start INPUT
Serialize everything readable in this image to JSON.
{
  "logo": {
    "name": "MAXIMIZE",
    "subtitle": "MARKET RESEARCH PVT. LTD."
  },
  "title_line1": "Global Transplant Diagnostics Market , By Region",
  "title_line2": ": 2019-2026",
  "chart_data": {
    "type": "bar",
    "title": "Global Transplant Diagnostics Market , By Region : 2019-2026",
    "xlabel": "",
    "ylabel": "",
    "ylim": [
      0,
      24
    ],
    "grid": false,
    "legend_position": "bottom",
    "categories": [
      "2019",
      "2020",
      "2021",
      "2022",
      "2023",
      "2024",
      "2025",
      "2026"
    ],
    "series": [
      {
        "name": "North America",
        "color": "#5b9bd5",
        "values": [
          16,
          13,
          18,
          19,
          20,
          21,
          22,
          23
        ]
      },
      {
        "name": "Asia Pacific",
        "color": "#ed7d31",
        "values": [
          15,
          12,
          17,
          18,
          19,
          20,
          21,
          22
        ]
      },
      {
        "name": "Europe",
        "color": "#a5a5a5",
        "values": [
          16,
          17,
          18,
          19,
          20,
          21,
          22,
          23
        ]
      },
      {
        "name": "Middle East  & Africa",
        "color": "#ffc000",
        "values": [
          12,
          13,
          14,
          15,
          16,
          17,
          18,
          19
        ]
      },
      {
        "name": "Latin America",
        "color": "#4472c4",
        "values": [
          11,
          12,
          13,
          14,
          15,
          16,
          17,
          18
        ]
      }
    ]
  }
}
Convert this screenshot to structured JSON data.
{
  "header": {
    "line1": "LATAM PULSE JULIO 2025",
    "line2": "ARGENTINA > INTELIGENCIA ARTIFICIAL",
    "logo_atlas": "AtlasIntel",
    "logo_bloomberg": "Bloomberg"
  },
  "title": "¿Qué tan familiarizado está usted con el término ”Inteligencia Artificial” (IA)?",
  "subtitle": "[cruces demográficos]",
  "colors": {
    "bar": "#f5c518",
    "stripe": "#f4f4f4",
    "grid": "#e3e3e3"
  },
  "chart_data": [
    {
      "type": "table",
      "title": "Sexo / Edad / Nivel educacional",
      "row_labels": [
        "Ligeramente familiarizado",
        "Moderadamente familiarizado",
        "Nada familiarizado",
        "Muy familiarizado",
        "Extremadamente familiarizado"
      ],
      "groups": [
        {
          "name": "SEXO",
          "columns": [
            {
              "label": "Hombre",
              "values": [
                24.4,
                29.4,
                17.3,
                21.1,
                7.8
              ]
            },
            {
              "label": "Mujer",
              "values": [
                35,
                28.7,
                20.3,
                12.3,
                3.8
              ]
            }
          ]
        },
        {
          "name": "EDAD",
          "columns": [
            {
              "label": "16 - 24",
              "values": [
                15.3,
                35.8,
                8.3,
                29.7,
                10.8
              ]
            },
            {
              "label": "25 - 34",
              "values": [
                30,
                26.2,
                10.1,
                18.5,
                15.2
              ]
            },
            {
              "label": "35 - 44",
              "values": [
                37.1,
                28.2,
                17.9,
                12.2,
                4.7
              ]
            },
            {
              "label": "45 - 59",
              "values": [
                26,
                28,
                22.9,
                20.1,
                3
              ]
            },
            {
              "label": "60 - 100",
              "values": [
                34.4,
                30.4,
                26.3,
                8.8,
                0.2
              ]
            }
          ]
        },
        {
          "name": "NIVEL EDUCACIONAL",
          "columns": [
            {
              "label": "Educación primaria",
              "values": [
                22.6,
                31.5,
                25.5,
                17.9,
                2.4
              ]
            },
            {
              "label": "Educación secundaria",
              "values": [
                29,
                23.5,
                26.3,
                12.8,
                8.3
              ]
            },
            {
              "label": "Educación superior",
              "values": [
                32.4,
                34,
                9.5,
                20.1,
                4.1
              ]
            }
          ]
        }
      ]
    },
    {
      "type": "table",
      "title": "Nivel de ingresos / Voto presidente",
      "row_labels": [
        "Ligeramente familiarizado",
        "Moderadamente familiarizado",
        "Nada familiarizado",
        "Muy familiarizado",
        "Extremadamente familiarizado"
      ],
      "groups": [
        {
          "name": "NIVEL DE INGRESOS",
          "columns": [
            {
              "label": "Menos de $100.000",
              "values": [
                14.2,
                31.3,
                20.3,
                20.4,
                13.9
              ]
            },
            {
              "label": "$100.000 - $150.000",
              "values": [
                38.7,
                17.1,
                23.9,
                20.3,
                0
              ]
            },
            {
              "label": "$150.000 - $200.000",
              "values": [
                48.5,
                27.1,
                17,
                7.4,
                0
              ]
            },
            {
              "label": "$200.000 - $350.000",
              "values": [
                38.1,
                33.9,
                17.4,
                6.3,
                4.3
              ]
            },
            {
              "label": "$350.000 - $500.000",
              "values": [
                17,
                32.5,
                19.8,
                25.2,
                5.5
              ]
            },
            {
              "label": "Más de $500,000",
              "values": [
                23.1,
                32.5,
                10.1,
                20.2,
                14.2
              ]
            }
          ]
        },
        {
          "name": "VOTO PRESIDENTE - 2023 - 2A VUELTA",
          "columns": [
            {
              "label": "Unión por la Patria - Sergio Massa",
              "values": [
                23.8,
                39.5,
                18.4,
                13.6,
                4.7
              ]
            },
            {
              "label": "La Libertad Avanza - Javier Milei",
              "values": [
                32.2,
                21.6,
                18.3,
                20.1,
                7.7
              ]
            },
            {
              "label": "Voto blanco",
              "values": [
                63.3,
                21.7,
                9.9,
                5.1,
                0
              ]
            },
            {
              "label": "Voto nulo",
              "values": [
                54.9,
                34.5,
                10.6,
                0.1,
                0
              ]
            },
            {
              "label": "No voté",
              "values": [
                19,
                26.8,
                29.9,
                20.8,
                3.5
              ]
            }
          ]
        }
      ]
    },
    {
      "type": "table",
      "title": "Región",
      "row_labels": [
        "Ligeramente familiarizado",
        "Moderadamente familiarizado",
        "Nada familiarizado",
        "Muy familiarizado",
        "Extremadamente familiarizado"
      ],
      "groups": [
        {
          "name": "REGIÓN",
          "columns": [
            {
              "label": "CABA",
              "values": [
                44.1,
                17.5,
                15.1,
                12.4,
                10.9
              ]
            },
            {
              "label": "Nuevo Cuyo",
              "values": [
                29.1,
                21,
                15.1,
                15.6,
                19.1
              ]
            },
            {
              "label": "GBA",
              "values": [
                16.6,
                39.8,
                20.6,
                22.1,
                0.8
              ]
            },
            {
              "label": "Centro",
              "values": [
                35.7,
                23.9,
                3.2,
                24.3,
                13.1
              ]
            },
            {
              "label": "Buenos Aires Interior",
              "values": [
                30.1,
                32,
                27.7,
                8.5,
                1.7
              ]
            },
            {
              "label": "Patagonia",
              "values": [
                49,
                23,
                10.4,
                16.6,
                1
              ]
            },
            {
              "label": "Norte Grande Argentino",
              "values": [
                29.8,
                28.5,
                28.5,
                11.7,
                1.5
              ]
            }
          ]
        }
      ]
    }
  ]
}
end INPUT
- **PROBLEM STATEMENT**
Pick out every line above that contains the word "America" and copy it.

- **CORRECT OUTPUT**
        "name": "North America",
        "name": "Latin America",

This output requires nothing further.